— WHAT IS BEING ASKED —
Can you render every line of the material below as a numbered list, leaving out any blank lines?

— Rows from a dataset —

========

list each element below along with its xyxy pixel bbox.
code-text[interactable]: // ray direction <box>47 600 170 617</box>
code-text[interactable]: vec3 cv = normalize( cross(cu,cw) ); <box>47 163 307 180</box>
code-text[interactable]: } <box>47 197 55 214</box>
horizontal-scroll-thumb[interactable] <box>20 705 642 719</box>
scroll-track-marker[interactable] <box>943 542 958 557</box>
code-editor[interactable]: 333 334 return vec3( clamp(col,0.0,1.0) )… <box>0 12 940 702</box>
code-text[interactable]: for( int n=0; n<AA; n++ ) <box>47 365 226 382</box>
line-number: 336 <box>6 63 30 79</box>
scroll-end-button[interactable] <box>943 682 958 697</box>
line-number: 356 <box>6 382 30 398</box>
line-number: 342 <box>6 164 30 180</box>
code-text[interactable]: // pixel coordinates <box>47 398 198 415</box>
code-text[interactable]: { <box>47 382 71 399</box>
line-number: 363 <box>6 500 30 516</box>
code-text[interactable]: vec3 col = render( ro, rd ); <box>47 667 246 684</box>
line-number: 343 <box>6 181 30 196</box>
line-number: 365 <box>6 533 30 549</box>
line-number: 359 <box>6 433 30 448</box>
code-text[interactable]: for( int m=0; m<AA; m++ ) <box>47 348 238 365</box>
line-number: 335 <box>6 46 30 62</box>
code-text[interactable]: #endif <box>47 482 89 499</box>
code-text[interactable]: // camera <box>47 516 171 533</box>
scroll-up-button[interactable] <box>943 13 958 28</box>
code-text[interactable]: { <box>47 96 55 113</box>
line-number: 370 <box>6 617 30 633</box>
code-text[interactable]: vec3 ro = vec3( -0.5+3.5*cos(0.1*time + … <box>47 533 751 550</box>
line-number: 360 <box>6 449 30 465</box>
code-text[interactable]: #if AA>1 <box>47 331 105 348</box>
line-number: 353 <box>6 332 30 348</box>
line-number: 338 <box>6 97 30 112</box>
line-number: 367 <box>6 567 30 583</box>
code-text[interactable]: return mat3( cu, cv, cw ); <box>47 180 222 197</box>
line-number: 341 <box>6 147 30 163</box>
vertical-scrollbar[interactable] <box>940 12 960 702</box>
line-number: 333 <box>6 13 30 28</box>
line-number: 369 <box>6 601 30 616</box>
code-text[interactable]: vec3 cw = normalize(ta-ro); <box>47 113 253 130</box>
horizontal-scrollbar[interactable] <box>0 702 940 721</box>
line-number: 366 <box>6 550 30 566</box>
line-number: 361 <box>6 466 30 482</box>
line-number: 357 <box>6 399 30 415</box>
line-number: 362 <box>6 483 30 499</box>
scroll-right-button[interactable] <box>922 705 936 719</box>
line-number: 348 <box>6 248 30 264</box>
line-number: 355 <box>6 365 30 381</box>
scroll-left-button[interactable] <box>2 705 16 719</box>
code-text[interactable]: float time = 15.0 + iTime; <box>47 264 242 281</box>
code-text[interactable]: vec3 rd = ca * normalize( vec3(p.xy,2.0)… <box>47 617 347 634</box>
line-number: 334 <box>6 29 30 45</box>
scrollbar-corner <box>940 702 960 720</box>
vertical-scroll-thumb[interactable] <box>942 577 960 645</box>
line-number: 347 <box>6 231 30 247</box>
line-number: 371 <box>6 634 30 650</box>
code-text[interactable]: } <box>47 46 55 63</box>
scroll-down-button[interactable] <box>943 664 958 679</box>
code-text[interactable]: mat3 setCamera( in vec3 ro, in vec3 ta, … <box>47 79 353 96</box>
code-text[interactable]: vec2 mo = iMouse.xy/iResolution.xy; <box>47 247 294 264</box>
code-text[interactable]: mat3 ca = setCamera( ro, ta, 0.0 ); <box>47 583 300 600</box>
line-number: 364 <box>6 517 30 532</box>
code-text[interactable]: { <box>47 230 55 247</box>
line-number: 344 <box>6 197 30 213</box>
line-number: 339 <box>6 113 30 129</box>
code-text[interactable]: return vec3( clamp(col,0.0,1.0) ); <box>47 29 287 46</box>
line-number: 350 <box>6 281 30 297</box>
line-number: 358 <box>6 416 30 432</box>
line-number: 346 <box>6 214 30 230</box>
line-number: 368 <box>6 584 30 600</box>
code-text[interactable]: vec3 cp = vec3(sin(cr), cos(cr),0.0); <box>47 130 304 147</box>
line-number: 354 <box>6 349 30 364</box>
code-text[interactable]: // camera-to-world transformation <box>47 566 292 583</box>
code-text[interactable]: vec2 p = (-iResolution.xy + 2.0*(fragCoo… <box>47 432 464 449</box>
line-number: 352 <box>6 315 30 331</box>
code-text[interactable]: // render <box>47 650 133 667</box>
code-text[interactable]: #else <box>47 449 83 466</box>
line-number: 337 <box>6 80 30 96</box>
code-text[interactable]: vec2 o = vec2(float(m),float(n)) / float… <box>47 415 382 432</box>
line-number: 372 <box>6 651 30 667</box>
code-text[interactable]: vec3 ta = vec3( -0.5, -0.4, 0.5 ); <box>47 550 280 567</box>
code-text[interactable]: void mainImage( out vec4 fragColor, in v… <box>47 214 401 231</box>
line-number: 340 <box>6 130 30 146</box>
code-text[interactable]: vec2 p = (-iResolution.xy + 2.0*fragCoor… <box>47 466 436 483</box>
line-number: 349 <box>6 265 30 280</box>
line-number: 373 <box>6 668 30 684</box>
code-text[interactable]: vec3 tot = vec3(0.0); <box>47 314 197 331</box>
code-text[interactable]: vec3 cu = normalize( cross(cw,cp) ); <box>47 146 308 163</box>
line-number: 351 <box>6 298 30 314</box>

========

— FINAL RESULT —
1. list each element below along with its xyxy pixel bbox.
2. code-text[interactable]: // ray direction <box>47 600 170 617</box>
3. code-text[interactable]: vec3 cv = normalize( cross(cu,cw) ); <box>47 163 307 180</box>
4. code-text[interactable]: } <box>47 197 55 214</box>
5. horizontal-scroll-thumb[interactable] <box>20 705 642 719</box>
6. scroll-track-marker[interactable] <box>943 542 958 557</box>
7. code-editor[interactable]: 333 334 return vec3( clamp(col,0.0,1.0) )… <box>0 12 940 702</box>
8. code-text[interactable]: for( int n=0; n<AA; n++ ) <box>47 365 226 382</box>
9. line-number: 336 <box>6 63 30 79</box>
10. scroll-end-button[interactable] <box>943 682 958 697</box>
11. line-number: 356 <box>6 382 30 398</box>
12. line-number: 342 <box>6 164 30 180</box>
13. code-text[interactable]: // pixel coordinates <box>47 398 198 415</box>
14. code-text[interactable]: { <box>47 382 71 399</box>
15. line-number: 363 <box>6 500 30 516</box>
16. code-text[interactable]: vec3 col = render( ro, rd ); <box>47 667 246 684</box>
17. line-number: 343 <box>6 181 30 196</box>
18. line-number: 365 <box>6 533 30 549</box>
19. line-number: 359 <box>6 433 30 448</box>
20. code-text[interactable]: for( int m=0; m<AA; m++ ) <box>47 348 238 365</box>
21. line-number: 335 <box>6 46 30 62</box>
22. code-text[interactable]: #endif <box>47 482 89 499</box>
23. code-text[interactable]: // camera <box>47 516 171 533</box>
24. scroll-up-button[interactable] <box>943 13 958 28</box>
25. code-text[interactable]: { <box>47 96 55 113</box>
26. line-number: 370 <box>6 617 30 633</box>
27. code-text[interactable]: vec3 ro = vec3( -0.5+3.5*cos(0.1*time + … <box>47 533 751 550</box>
28. line-number: 360 <box>6 449 30 465</box>
29. code-text[interactable]: #if AA>1 <box>47 331 105 348</box>
30. line-number: 353 <box>6 332 30 348</box>
31. line-number: 338 <box>6 97 30 112</box>
32. line-number: 367 <box>6 567 30 583</box>
33. code-text[interactable]: return mat3( cu, cv, cw ); <box>47 180 222 197</box>
34. line-number: 341 <box>6 147 30 163</box>
35. vertical-scrollbar[interactable] <box>940 12 960 702</box>
36. line-number: 333 <box>6 13 30 28</box>
37. line-number: 369 <box>6 601 30 616</box>
38. code-text[interactable]: vec3 cw = normalize(ta-ro); <box>47 113 253 130</box>
39. horizontal-scrollbar[interactable] <box>0 702 940 721</box>
40. line-number: 366 <box>6 550 30 566</box>
41. line-number: 361 <box>6 466 30 482</box>
42. line-number: 357 <box>6 399 30 415</box>
43. line-number: 362 <box>6 483 30 499</box>
44. scroll-right-button[interactable] <box>922 705 936 719</box>
45. line-number: 348 <box>6 248 30 264</box>
46. line-number: 355 <box>6 365 30 381</box>
47. scroll-left-button[interactable] <box>2 705 16 719</box>
48. code-text[interactable]: float time = 15.0 + iTime; <box>47 264 242 281</box>
49. code-text[interactable]: vec3 rd = ca * normalize( vec3(p.xy,2.0)… <box>47 617 347 634</box>
50. line-number: 334 <box>6 29 30 45</box>
51. scrollbar-corner <box>940 702 960 720</box>
52. vertical-scroll-thumb[interactable] <box>942 577 960 645</box>
53. line-number: 347 <box>6 231 30 247</box>
54. line-number: 371 <box>6 634 30 650</box>
55. code-text[interactable]: } <box>47 46 55 63</box>
56. scroll-down-button[interactable] <box>943 664 958 679</box>
57. code-text[interactable]: mat3 setCamera( in vec3 ro, in vec3 ta, … <box>47 79 353 96</box>
58. code-text[interactable]: vec2 mo = iMouse.xy/iResolution.xy; <box>47 247 294 264</box>
59. code-text[interactable]: mat3 ca = setCamera( ro, ta, 0.0 ); <box>47 583 300 600</box>
60. line-number: 364 <box>6 517 30 532</box>
61. code-text[interactable]: { <box>47 230 55 247</box>
62. line-number: 344 <box>6 197 30 213</box>
63. line-number: 339 <box>6 113 30 129</box>
64. code-text[interactable]: return vec3( clamp(col,0.0,1.0) ); <box>47 29 287 46</box>
65. line-number: 350 <box>6 281 30 297</box>
66. line-number: 358 <box>6 416 30 432</box>
67. line-number: 346 <box>6 214 30 230</box>
68. line-number: 368 <box>6 584 30 600</box>
69. code-text[interactable]: vec3 cp = vec3(sin(cr), cos(cr),0.0); <box>47 130 304 147</box>
70. line-number: 354 <box>6 349 30 364</box>
71. code-text[interactable]: // camera-to-world transformation <box>47 566 292 583</box>
72. code-text[interactable]: vec2 p = (-iResolution.xy + 2.0*(fragCoo… <box>47 432 464 449</box>
73. line-number: 352 <box>6 315 30 331</box>
74. code-text[interactable]: // render <box>47 650 133 667</box>
75. code-text[interactable]: #else <box>47 449 83 466</box>
76. line-number: 337 <box>6 80 30 96</box>
77. code-text[interactable]: vec2 o = vec2(float(m),float(n)) / float… <box>47 415 382 432</box>
78. line-number: 372 <box>6 651 30 667</box>
79. code-text[interactable]: vec3 ta = vec3( -0.5, -0.4, 0.5 ); <box>47 550 280 567</box>
80. code-text[interactable]: void mainImage( out vec4 fragColor, in v… <box>47 214 401 231</box>
81. line-number: 340 <box>6 130 30 146</box>
82. code-text[interactable]: vec2 p = (-iResolution.xy + 2.0*fragCoor… <box>47 466 436 483</box>
83. line-number: 349 <box>6 265 30 280</box>
84. line-number: 373 <box>6 668 30 684</box>
85. code-text[interactable]: vec3 tot = vec3(0.0); <box>47 314 197 331</box>
86. code-text[interactable]: vec3 cu = normalize( cross(cw,cp) ); <box>47 146 308 163</box>
87. line-number: 351 <box>6 298 30 314</box>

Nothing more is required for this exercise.